WHAT IS BEING ASKED: Give every entry again, unchanged, and leave its images out.

━━━━━━━━━━

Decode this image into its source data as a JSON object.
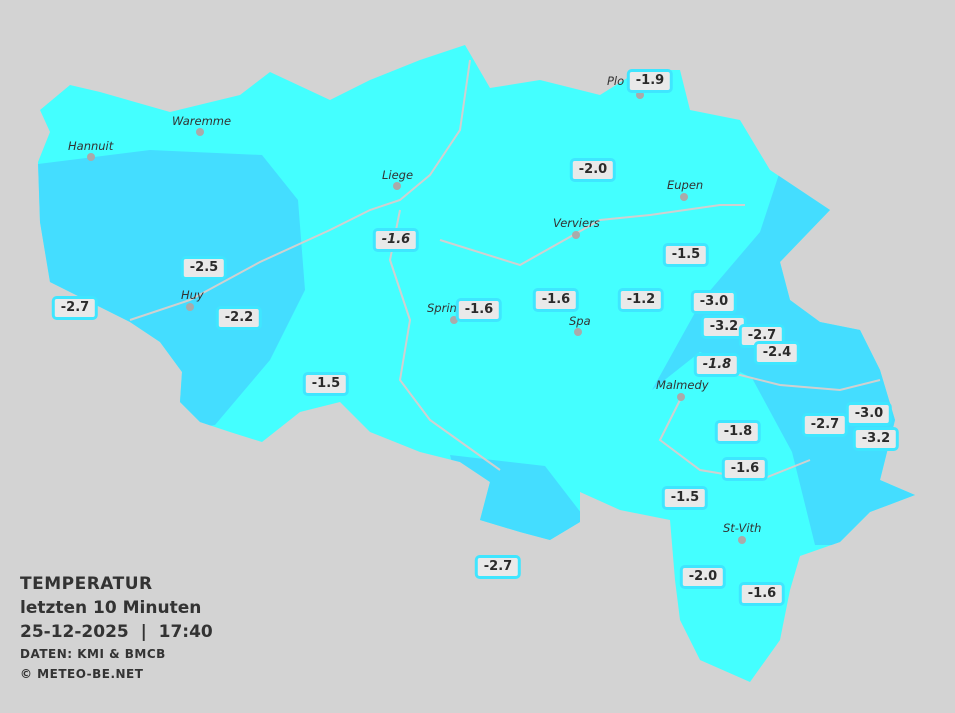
{
  "legend": {
    "title": "TEMPERATUR",
    "subtitle": "letzten 10 Minuten",
    "datetime": "25-12-2025  |  17:40",
    "source": "DATEN: KMI & BMCB",
    "copyright": "© METEO-BE.NET"
  },
  "colors": {
    "background": "#d3d3d3",
    "zone_warm": "#44ffff",
    "zone_cold": "#44ddff",
    "label_border": "#3fe6ff",
    "label_bg": "#e9e9e9"
  },
  "cities": [
    "Hannuit",
    "Waremme",
    "Liege",
    "Eupen",
    "Verviers",
    "Huy",
    "Sprin",
    "Spa",
    "Malmedy",
    "St-Vith",
    "Plo"
  ],
  "stations": [
    "-1.9",
    "-2.0",
    "-1.6",
    "-1.5",
    "-2.5",
    "-2.7",
    "-2.2",
    "-1.6",
    "-1.6",
    "-1.2",
    "-3.0",
    "-3.2",
    "-2.7",
    "-2.4",
    "-1.8",
    "-1.5",
    "-1.8",
    "-2.7",
    "-3.0",
    "-3.2",
    "-1.6",
    "-1.5",
    "-2.7",
    "-2.0",
    "-1.6"
  ]
}
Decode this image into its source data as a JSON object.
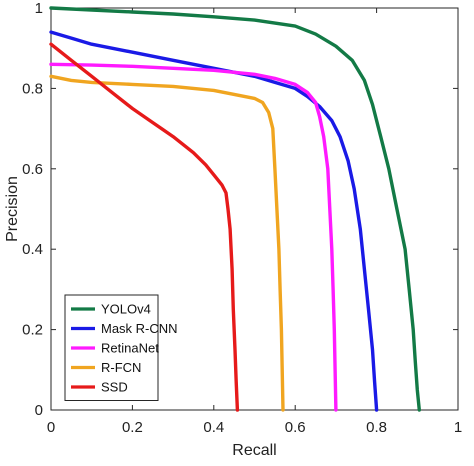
{
  "chart_data": {
    "type": "line",
    "title": "",
    "xlabel": "Recall",
    "ylabel": "Precision",
    "xlim": [
      0,
      1
    ],
    "ylim": [
      0,
      1
    ],
    "xticks": [
      "0",
      "0.2",
      "0.4",
      "0.6",
      "0.8",
      "1"
    ],
    "yticks": [
      "0",
      "0.2",
      "0.4",
      "0.6",
      "0.8",
      "1"
    ],
    "grid": false,
    "legend": {
      "placement": "bottom-left"
    },
    "series": [
      {
        "name": "YOLOv4",
        "color": "#137a46",
        "points": [
          [
            0,
            1.0
          ],
          [
            0.1,
            0.995
          ],
          [
            0.2,
            0.99
          ],
          [
            0.3,
            0.985
          ],
          [
            0.4,
            0.978
          ],
          [
            0.5,
            0.97
          ],
          [
            0.6,
            0.955
          ],
          [
            0.65,
            0.935
          ],
          [
            0.7,
            0.905
          ],
          [
            0.74,
            0.87
          ],
          [
            0.77,
            0.82
          ],
          [
            0.79,
            0.76
          ],
          [
            0.81,
            0.68
          ],
          [
            0.83,
            0.6
          ],
          [
            0.85,
            0.5
          ],
          [
            0.87,
            0.4
          ],
          [
            0.88,
            0.3
          ],
          [
            0.89,
            0.2
          ],
          [
            0.895,
            0.12
          ],
          [
            0.9,
            0.05
          ],
          [
            0.905,
            0.0
          ]
        ]
      },
      {
        "name": "Mask R-CNN",
        "color": "#1a1ae6",
        "points": [
          [
            0,
            0.94
          ],
          [
            0.05,
            0.925
          ],
          [
            0.1,
            0.91
          ],
          [
            0.2,
            0.89
          ],
          [
            0.3,
            0.87
          ],
          [
            0.4,
            0.85
          ],
          [
            0.45,
            0.84
          ],
          [
            0.5,
            0.83
          ],
          [
            0.55,
            0.815
          ],
          [
            0.6,
            0.8
          ],
          [
            0.63,
            0.78
          ],
          [
            0.66,
            0.755
          ],
          [
            0.69,
            0.72
          ],
          [
            0.71,
            0.68
          ],
          [
            0.73,
            0.62
          ],
          [
            0.745,
            0.55
          ],
          [
            0.76,
            0.45
          ],
          [
            0.77,
            0.35
          ],
          [
            0.78,
            0.25
          ],
          [
            0.79,
            0.15
          ],
          [
            0.795,
            0.07
          ],
          [
            0.8,
            0.0
          ]
        ]
      },
      {
        "name": "RetinaNet",
        "color": "#ff1aff",
        "points": [
          [
            0,
            0.86
          ],
          [
            0.1,
            0.858
          ],
          [
            0.2,
            0.855
          ],
          [
            0.3,
            0.85
          ],
          [
            0.4,
            0.845
          ],
          [
            0.5,
            0.835
          ],
          [
            0.55,
            0.825
          ],
          [
            0.6,
            0.81
          ],
          [
            0.63,
            0.79
          ],
          [
            0.65,
            0.765
          ],
          [
            0.66,
            0.73
          ],
          [
            0.67,
            0.68
          ],
          [
            0.68,
            0.6
          ],
          [
            0.685,
            0.5
          ],
          [
            0.69,
            0.4
          ],
          [
            0.693,
            0.3
          ],
          [
            0.696,
            0.2
          ],
          [
            0.698,
            0.1
          ],
          [
            0.7,
            0.0
          ]
        ]
      },
      {
        "name": "R-FCN",
        "color": "#f0a520",
        "points": [
          [
            0,
            0.83
          ],
          [
            0.05,
            0.82
          ],
          [
            0.1,
            0.815
          ],
          [
            0.2,
            0.81
          ],
          [
            0.3,
            0.805
          ],
          [
            0.4,
            0.795
          ],
          [
            0.45,
            0.785
          ],
          [
            0.5,
            0.775
          ],
          [
            0.52,
            0.765
          ],
          [
            0.535,
            0.74
          ],
          [
            0.545,
            0.7
          ],
          [
            0.55,
            0.6
          ],
          [
            0.555,
            0.5
          ],
          [
            0.56,
            0.4
          ],
          [
            0.563,
            0.3
          ],
          [
            0.566,
            0.2
          ],
          [
            0.568,
            0.1
          ],
          [
            0.57,
            0.0
          ]
        ]
      },
      {
        "name": "SSD",
        "color": "#e61a1a",
        "points": [
          [
            0,
            0.91
          ],
          [
            0.05,
            0.87
          ],
          [
            0.1,
            0.83
          ],
          [
            0.15,
            0.79
          ],
          [
            0.2,
            0.75
          ],
          [
            0.25,
            0.715
          ],
          [
            0.3,
            0.68
          ],
          [
            0.35,
            0.64
          ],
          [
            0.38,
            0.61
          ],
          [
            0.4,
            0.585
          ],
          [
            0.42,
            0.56
          ],
          [
            0.43,
            0.54
          ],
          [
            0.435,
            0.5
          ],
          [
            0.44,
            0.45
          ],
          [
            0.445,
            0.35
          ],
          [
            0.448,
            0.25
          ],
          [
            0.452,
            0.15
          ],
          [
            0.455,
            0.07
          ],
          [
            0.458,
            0.0
          ]
        ]
      }
    ]
  }
}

━━━━━━━━━━

PROBLEM SOLUTION:
Decode this image into its source data as a JSON object.
{
  "legend": {
    "title": "TEMPERATUR",
    "subtitle": "letzten 10 Minuten",
    "datetime": "25-12-2025  |  17:40",
    "source": "DATEN: KMI & BMCB",
    "copyright": "© METEO-BE.NET"
  },
  "colors": {
    "background": "#d3d3d3",
    "zone_warm": "#44ffff",
    "zone_cold": "#44ddff",
    "label_border": "#3fe6ff",
    "label_bg": "#e9e9e9"
  },
  "cities": [
    "Hannuit",
    "Waremme",
    "Liege",
    "Eupen",
    "Verviers",
    "Huy",
    "Sprin",
    "Spa",
    "Malmedy",
    "St-Vith",
    "Plo"
  ],
  "stations": [
    "-1.9",
    "-2.0",
    "-1.6",
    "-1.5",
    "-2.5",
    "-2.7",
    "-2.2",
    "-1.6",
    "-1.6",
    "-1.2",
    "-3.0",
    "-3.2",
    "-2.7",
    "-2.4",
    "-1.8",
    "-1.5",
    "-1.8",
    "-2.7",
    "-3.0",
    "-3.2",
    "-1.6",
    "-1.5",
    "-2.7",
    "-2.0",
    "-1.6"
  ]
}
Decode this image into its source data as a JSON object.
{
  "chart_data": {
    "type": "line",
    "title": "",
    "xlabel": "Recall",
    "ylabel": "Precision",
    "xlim": [
      0,
      1
    ],
    "ylim": [
      0,
      1
    ],
    "xticks": [
      "0",
      "0.2",
      "0.4",
      "0.6",
      "0.8",
      "1"
    ],
    "yticks": [
      "0",
      "0.2",
      "0.4",
      "0.6",
      "0.8",
      "1"
    ],
    "grid": false,
    "legend": {
      "placement": "bottom-left"
    },
    "series": [
      {
        "name": "YOLOv4",
        "color": "#137a46",
        "points": [
          [
            0,
            1.0
          ],
          [
            0.1,
            0.995
          ],
          [
            0.2,
            0.99
          ],
          [
            0.3,
            0.985
          ],
          [
            0.4,
            0.978
          ],
          [
            0.5,
            0.97
          ],
          [
            0.6,
            0.955
          ],
          [
            0.65,
            0.935
          ],
          [
            0.7,
            0.905
          ],
          [
            0.74,
            0.87
          ],
          [
            0.77,
            0.82
          ],
          [
            0.79,
            0.76
          ],
          [
            0.81,
            0.68
          ],
          [
            0.83,
            0.6
          ],
          [
            0.85,
            0.5
          ],
          [
            0.87,
            0.4
          ],
          [
            0.88,
            0.3
          ],
          [
            0.89,
            0.2
          ],
          [
            0.895,
            0.12
          ],
          [
            0.9,
            0.05
          ],
          [
            0.905,
            0.0
          ]
        ]
      },
      {
        "name": "Mask R-CNN",
        "color": "#1a1ae6",
        "points": [
          [
            0,
            0.94
          ],
          [
            0.05,
            0.925
          ],
          [
            0.1,
            0.91
          ],
          [
            0.2,
            0.89
          ],
          [
            0.3,
            0.87
          ],
          [
            0.4,
            0.85
          ],
          [
            0.45,
            0.84
          ],
          [
            0.5,
            0.83
          ],
          [
            0.55,
            0.815
          ],
          [
            0.6,
            0.8
          ],
          [
            0.63,
            0.78
          ],
          [
            0.66,
            0.755
          ],
          [
            0.69,
            0.72
          ],
          [
            0.71,
            0.68
          ],
          [
            0.73,
            0.62
          ],
          [
            0.745,
            0.55
          ],
          [
            0.76,
            0.45
          ],
          [
            0.77,
            0.35
          ],
          [
            0.78,
            0.25
          ],
          [
            0.79,
            0.15
          ],
          [
            0.795,
            0.07
          ],
          [
            0.8,
            0.0
          ]
        ]
      },
      {
        "name": "RetinaNet",
        "color": "#ff1aff",
        "points": [
          [
            0,
            0.86
          ],
          [
            0.1,
            0.858
          ],
          [
            0.2,
            0.855
          ],
          [
            0.3,
            0.85
          ],
          [
            0.4,
            0.845
          ],
          [
            0.5,
            0.835
          ],
          [
            0.55,
            0.825
          ],
          [
            0.6,
            0.81
          ],
          [
            0.63,
            0.79
          ],
          [
            0.65,
            0.765
          ],
          [
            0.66,
            0.73
          ],
          [
            0.67,
            0.68
          ],
          [
            0.68,
            0.6
          ],
          [
            0.685,
            0.5
          ],
          [
            0.69,
            0.4
          ],
          [
            0.693,
            0.3
          ],
          [
            0.696,
            0.2
          ],
          [
            0.698,
            0.1
          ],
          [
            0.7,
            0.0
          ]
        ]
      },
      {
        "name": "R-FCN",
        "color": "#f0a520",
        "points": [
          [
            0,
            0.83
          ],
          [
            0.05,
            0.82
          ],
          [
            0.1,
            0.815
          ],
          [
            0.2,
            0.81
          ],
          [
            0.3,
            0.805
          ],
          [
            0.4,
            0.795
          ],
          [
            0.45,
            0.785
          ],
          [
            0.5,
            0.775
          ],
          [
            0.52,
            0.765
          ],
          [
            0.535,
            0.74
          ],
          [
            0.545,
            0.7
          ],
          [
            0.55,
            0.6
          ],
          [
            0.555,
            0.5
          ],
          [
            0.56,
            0.4
          ],
          [
            0.563,
            0.3
          ],
          [
            0.566,
            0.2
          ],
          [
            0.568,
            0.1
          ],
          [
            0.57,
            0.0
          ]
        ]
      },
      {
        "name": "SSD",
        "color": "#e61a1a",
        "points": [
          [
            0,
            0.91
          ],
          [
            0.05,
            0.87
          ],
          [
            0.1,
            0.83
          ],
          [
            0.15,
            0.79
          ],
          [
            0.2,
            0.75
          ],
          [
            0.25,
            0.715
          ],
          [
            0.3,
            0.68
          ],
          [
            0.35,
            0.64
          ],
          [
            0.38,
            0.61
          ],
          [
            0.4,
            0.585
          ],
          [
            0.42,
            0.56
          ],
          [
            0.43,
            0.54
          ],
          [
            0.435,
            0.5
          ],
          [
            0.44,
            0.45
          ],
          [
            0.445,
            0.35
          ],
          [
            0.448,
            0.25
          ],
          [
            0.452,
            0.15
          ],
          [
            0.455,
            0.07
          ],
          [
            0.458,
            0.0
          ]
        ]
      }
    ]
  }
}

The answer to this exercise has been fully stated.